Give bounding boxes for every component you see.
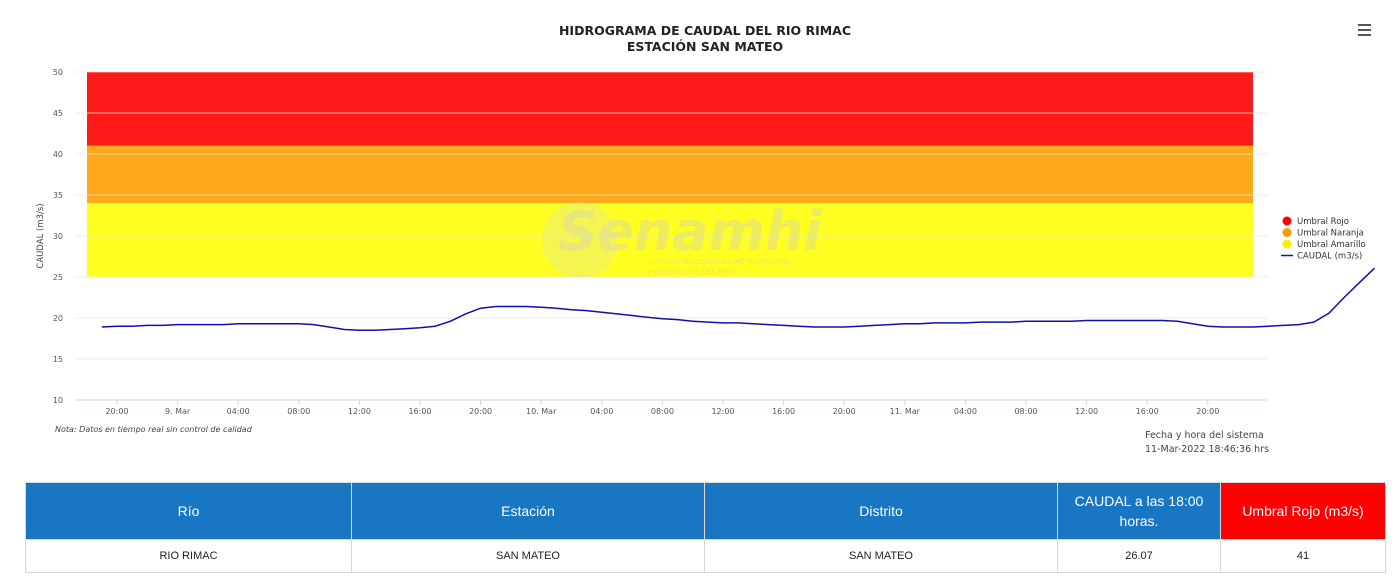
legend-marker [1282,216,1292,226]
header-umbral-rojo: Umbral Rojo (m3/s) [1220,482,1386,540]
legend-item: Umbral Naranja [1297,229,1364,239]
y-tick-label: 50 [53,68,63,77]
legend-marker [1282,239,1292,249]
threshold-band-umbral-naranja [87,145,1253,204]
x-tick-label: 08:00 [1014,407,1037,416]
hamburger-menu-icon[interactable] [1358,24,1376,42]
cell-rio: RIO RIMAC [25,539,352,573]
table-header-row: Río Estación Distrito CAUDAL a las 18:00… [25,482,1386,540]
x-tick-label: 12:00 [1075,407,1098,416]
table-row: RIO RIMAC SAN MATEO SAN MATEO 26.07 41 [25,539,1386,573]
system-date: Fecha y hora del sistema 11-Mar-2022 18:… [1145,429,1269,457]
x-tick-label: 04:00 [954,407,977,416]
series-line-caudal [101,267,1376,332]
quality-note: Nota: Datos en tiempo real sin control d… [55,425,252,434]
flow-summary-table: Río Estación Distrito CAUDAL a las 18:00… [25,482,1386,573]
y-tick-label: 30 [53,232,63,241]
legend-marker [1282,228,1292,237]
chart-container: 10 15 20 25 30 35 40 45 50 Senamhi SERVICIO NACION… [36,23,1376,457]
x-tick-label: 20:00 [1196,407,1219,416]
x-tick-label: 16:00 [408,407,431,416]
x-tick-label: 9. Mar [165,407,191,416]
x-tick-label: 20:00 [469,407,492,416]
y-axis-label: CAUDAL (m3/s) [36,203,46,268]
x-tick-label: 16:00 [1136,407,1159,416]
system-date-label: Fecha y hora del sistema [1145,430,1264,441]
x-tick-label: 08:00 [287,407,310,416]
x-tick-label: 16:00 [772,407,795,416]
y-tick-label: 10 [53,396,63,405]
watermark-line2: E HIDROLOGÍA DEL PERÚ [648,267,736,276]
y-tick-label: 15 [53,355,63,364]
y-tick-label: 25 [53,273,63,282]
y-tick-label: 20 [53,314,63,323]
x-tick-label: 12:00 [348,407,371,416]
chart-subtitle: ESTACIÓN SAN MATEO [627,39,783,54]
system-date-value: 11-Mar-2022 18:46:36 hrs [1145,444,1270,455]
watermark-line1: SERVICIO NACIONAL DE METEOROLOGÍA [648,257,791,266]
x-tick-label: 08:00 [651,407,674,416]
x-tick-label: 04:00 [227,407,250,416]
cell-distrito: SAN MATEO [704,539,1058,573]
cell-estacion: SAN MATEO [351,539,705,573]
cell-umbral-rojo: 41 [1220,539,1386,573]
legend-item: CAUDAL (m3/s) [1297,252,1362,262]
x-tick-label: 04:00 [590,407,613,416]
chart-title: HIDROGRAMA DE CAUDAL DEL RIO RIMAC [559,23,851,38]
x-tick-label: 12:00 [711,407,734,416]
x-tick-label: 20:00 [833,407,856,416]
x-tick-label: 11. Mar [890,407,921,416]
watermark-brand: Senamhi [558,200,823,263]
header-caudal: CAUDAL a las 18:00 horas. [1057,482,1221,540]
legend-item: Umbral Rojo [1297,217,1349,227]
y-tick-label: 40 [53,150,63,159]
watermark-sun-icon [542,202,618,278]
header-estacion: Estación [351,482,705,540]
header-distrito: Distrito [704,482,1058,540]
threshold-band-umbral-amarillo [87,203,1253,277]
cell-caudal: 26.07 [1057,539,1221,573]
legend-item: Umbral Amarillo [1297,240,1366,250]
x-tick-label: 10. Mar [526,407,557,416]
y-tick-label: 45 [53,109,63,118]
header-rio: Río [25,482,352,540]
threshold-band-umbral-rojo [87,72,1253,146]
x-tick-label: 20:00 [105,407,128,416]
y-tick-label: 35 [53,191,63,200]
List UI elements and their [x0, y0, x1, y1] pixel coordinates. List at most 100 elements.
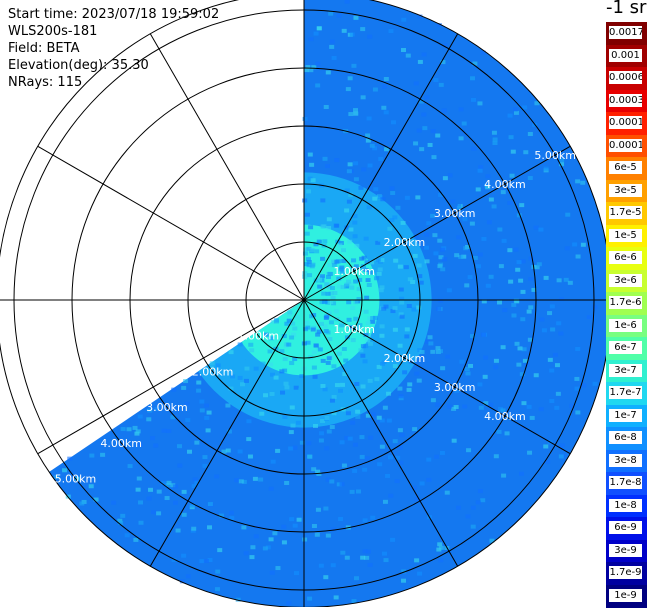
speckle: [437, 542, 443, 547]
speckle: [417, 14, 423, 19]
speckle: [279, 369, 285, 374]
speckle: [326, 226, 332, 231]
speckle: [379, 333, 385, 338]
speckle: [283, 381, 289, 386]
speckle: [421, 52, 427, 57]
speckle: [273, 408, 279, 413]
speckle: [331, 301, 337, 306]
speckle: [339, 440, 345, 445]
speckle: [327, 336, 333, 341]
speckle: [456, 205, 462, 210]
speckle: [554, 405, 560, 410]
speckle: [376, 415, 382, 420]
speckle: [438, 192, 444, 197]
speckle: [399, 314, 405, 319]
speckle: [397, 445, 403, 450]
speckle: [436, 23, 442, 28]
speckle: [313, 242, 319, 247]
speckle: [390, 191, 396, 196]
speckle: [225, 403, 231, 408]
speckle: [413, 235, 419, 240]
speckle: [378, 288, 384, 293]
speckle: [581, 383, 587, 388]
speckle: [426, 221, 432, 226]
speckle: [74, 476, 80, 481]
speckle: [416, 305, 422, 310]
speckle: [458, 136, 464, 141]
speckle: [329, 479, 335, 484]
speckle: [132, 425, 138, 430]
speckle: [401, 17, 407, 22]
speckle: [512, 107, 518, 112]
colorbar-label: 0.0006: [609, 71, 642, 84]
speckle: [324, 416, 330, 421]
speckle: [333, 595, 339, 600]
colorbar-label: 1.7e-7: [609, 386, 642, 399]
speckle: [239, 382, 245, 387]
speckle: [390, 309, 396, 314]
speckle: [262, 546, 268, 551]
speckle: [367, 270, 373, 275]
speckle: [377, 238, 383, 243]
speckle: [475, 264, 481, 269]
speckle: [501, 473, 507, 478]
speckle: [316, 26, 322, 31]
speckle: [360, 27, 366, 32]
speckle: [453, 405, 459, 410]
speckle: [451, 406, 457, 411]
speckle: [281, 334, 287, 339]
speckle: [397, 386, 403, 391]
speckle: [355, 414, 361, 419]
speckle: [353, 576, 359, 581]
speckle: [437, 238, 443, 243]
speckle: [214, 474, 220, 479]
speckle: [336, 284, 342, 289]
speckle: [249, 555, 255, 560]
speckle: [521, 401, 527, 406]
speckle: [435, 402, 441, 407]
speckle: [547, 311, 553, 316]
speckle: [388, 29, 394, 34]
speckle: [360, 555, 366, 560]
speckle: [310, 327, 316, 332]
speckle: [558, 297, 564, 302]
colorbar-label: 3e-5: [609, 183, 642, 197]
speckle: [229, 368, 235, 373]
speckle: [403, 279, 409, 284]
speckle: [480, 498, 486, 503]
speckle: [390, 537, 396, 542]
speckle: [442, 257, 448, 262]
speckle: [352, 442, 358, 447]
speckle: [153, 443, 159, 448]
speckle: [308, 68, 314, 73]
speckle: [306, 189, 312, 194]
speckle: [347, 162, 353, 167]
speckle: [558, 454, 564, 459]
instrument-text: WLS200s-181: [8, 24, 98, 39]
speckle: [156, 489, 162, 494]
speckle: [179, 579, 185, 584]
speckle: [293, 571, 299, 576]
speckle: [365, 321, 371, 326]
speckle: [334, 223, 340, 228]
speckle: [565, 212, 571, 217]
speckle: [477, 101, 483, 106]
speckle: [336, 276, 342, 281]
speckle: [382, 551, 388, 556]
speckle: [526, 309, 532, 314]
speckle: [292, 523, 298, 528]
speckle: [388, 493, 394, 498]
speckle: [310, 262, 316, 267]
speckle: [194, 440, 200, 445]
speckle: [529, 415, 535, 420]
speckle: [364, 456, 370, 461]
speckle: [267, 349, 273, 354]
speckle: [365, 138, 371, 143]
speckle: [177, 463, 183, 468]
speckle: [398, 396, 404, 401]
speckle: [217, 548, 223, 553]
speckle: [148, 487, 154, 492]
speckle: [289, 335, 295, 340]
speckle: [306, 246, 312, 251]
speckle: [375, 240, 381, 245]
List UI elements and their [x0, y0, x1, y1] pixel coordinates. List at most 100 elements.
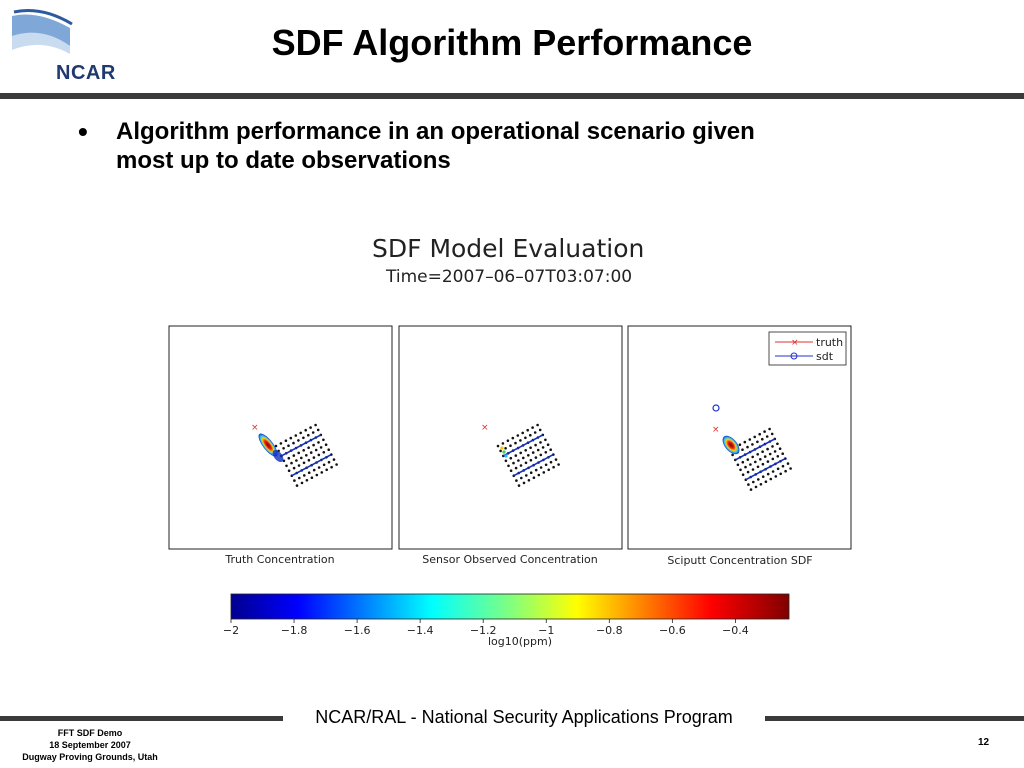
sensor-dot [324, 443, 328, 447]
svg-text:×: × [481, 423, 489, 433]
footer-event: FFT SDF Demo 18 September 2007 Dugway Pr… [0, 727, 180, 763]
sensor-dot [529, 433, 532, 437]
panel-sdf-plume [722, 435, 740, 455]
sensor-dot [322, 438, 325, 442]
panel-truth-source-marker: × [251, 423, 259, 433]
sensor-dot [536, 448, 540, 452]
colorbar-tick-label: −1 [538, 624, 554, 637]
sensor-dot [300, 481, 304, 485]
sensor-dot [769, 477, 773, 481]
legend-sdt-label: sdt [816, 350, 834, 363]
sensor-dot [739, 468, 742, 472]
sensor-dot [536, 423, 539, 427]
sensor-dot [763, 430, 766, 433]
sensor-dot [771, 470, 775, 473]
sensor-dot [539, 466, 543, 469]
sensor-dot [770, 432, 774, 436]
sensor-dot [327, 448, 331, 452]
sensor-dot [282, 447, 285, 450]
colorbar-tick-label: −1.8 [281, 624, 308, 637]
sensor-dot [527, 479, 531, 482]
sensor-dot [789, 467, 792, 470]
sensor-dot [754, 485, 758, 489]
sensor-dot [524, 461, 528, 465]
slide-title: SDF Algorithm Performance [271, 22, 753, 63]
svg-text:×: × [791, 338, 799, 348]
sensor-dot [771, 445, 774, 448]
sensor-dot [289, 436, 293, 440]
sensor-dot [520, 476, 523, 480]
sensor-line [513, 453, 554, 477]
legend-truth-label: truth [816, 336, 843, 349]
footer-divider-right [765, 716, 1024, 721]
sensor-dot [778, 447, 782, 451]
sensor-dot [517, 459, 520, 462]
sensor-dot [761, 437, 764, 441]
sensor-dot [776, 467, 780, 471]
sensor-dot [731, 453, 734, 457]
bullet-line-2: most up to date observations [116, 147, 451, 174]
panel-truth-frame [168, 325, 393, 550]
colorbar-tick-label: −1.4 [407, 624, 434, 637]
sensor-dot [312, 443, 315, 447]
sensor-dot [504, 447, 507, 450]
sensor-dot [781, 464, 785, 468]
footer-event-location: Dugway Proving Grounds, Utah [22, 752, 158, 762]
sensor-dot [504, 459, 508, 463]
panel-sensor-label: Sensor Observed Concentration [422, 553, 597, 566]
sensor-dot [539, 441, 542, 444]
sensor-dot [741, 473, 745, 477]
sensor-dot [534, 468, 538, 472]
sensor-dot [746, 445, 749, 449]
sensor-dot [292, 441, 295, 445]
sensor-dot [526, 428, 529, 432]
sensor-dot [525, 474, 528, 477]
figure-title: SDF Model Evaluation [372, 234, 645, 263]
sensor-dot [319, 446, 323, 449]
sensor-dot [325, 468, 329, 472]
sensor-dot [753, 435, 756, 439]
sensor-dot [514, 454, 518, 457]
colorbar-tick-label: −0.6 [659, 624, 686, 637]
sensor-dot [544, 463, 548, 467]
sensor-dot [519, 464, 523, 467]
sensor-dot [534, 443, 537, 447]
sensor-dot [554, 458, 558, 461]
sensor-dot [766, 460, 770, 463]
sensor-dot [738, 443, 742, 447]
sensor-dot [747, 483, 750, 486]
sensor-dot [496, 444, 500, 448]
svg-text:×: × [251, 423, 259, 433]
panel-sensor-frame [398, 325, 623, 550]
panel-truth-grid [274, 423, 338, 487]
sensor-dot [544, 438, 547, 442]
sensor-dot [292, 466, 296, 470]
panel-truth-label: Truth Concentration [224, 553, 334, 566]
colorbar-tick-label: −0.8 [596, 624, 623, 637]
svg-text:×: × [712, 425, 720, 435]
sensor-dot [312, 468, 316, 472]
sensor-dot [509, 444, 512, 448]
sensor-dot [311, 431, 315, 434]
panel-sdf-legend: × truth sdt [768, 331, 847, 366]
sensor-dot [307, 458, 311, 462]
sensor-dot [287, 456, 291, 460]
sensor-dot [756, 453, 759, 456]
sensor-dot [547, 468, 550, 472]
sensor-dot [322, 451, 326, 454]
sensor-dot [310, 476, 314, 480]
sensor-dot [751, 443, 754, 446]
panel-sdf-markers: × [712, 404, 720, 435]
colorbar-tick-label: −2 [223, 624, 239, 637]
sensor-dot [511, 436, 515, 440]
sensor-dot [506, 439, 510, 443]
sensor-dot [305, 479, 309, 482]
sensor-dot [781, 452, 784, 456]
ncar-logo [12, 9, 73, 54]
footer-program: NCAR/RAL - National Security Application… [315, 707, 733, 727]
figure-time: Time=2007–06–07T03:07:00 [386, 267, 633, 287]
sensor-dot [314, 423, 317, 427]
panel-sensor-grid [496, 423, 560, 487]
panel-sdf-label: Sciputt Concentration SDF [667, 554, 812, 567]
sensor-dot [786, 462, 790, 465]
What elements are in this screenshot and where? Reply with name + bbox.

TASK GOAL: Locate each line in the records above that contains the string "RIMAC", and copy those lines in full.

PROBLEM SOLUTION:
cell-rio: RIO RIMAC [25,539,352,573]
table-row: RIO RIMAC SAN MATEO SAN MATEO 26.07 41 [25,539,1386,573]
chart-title: HIDROGRAMA DE CAUDAL DEL RIO RIMAC [559,23,851,38]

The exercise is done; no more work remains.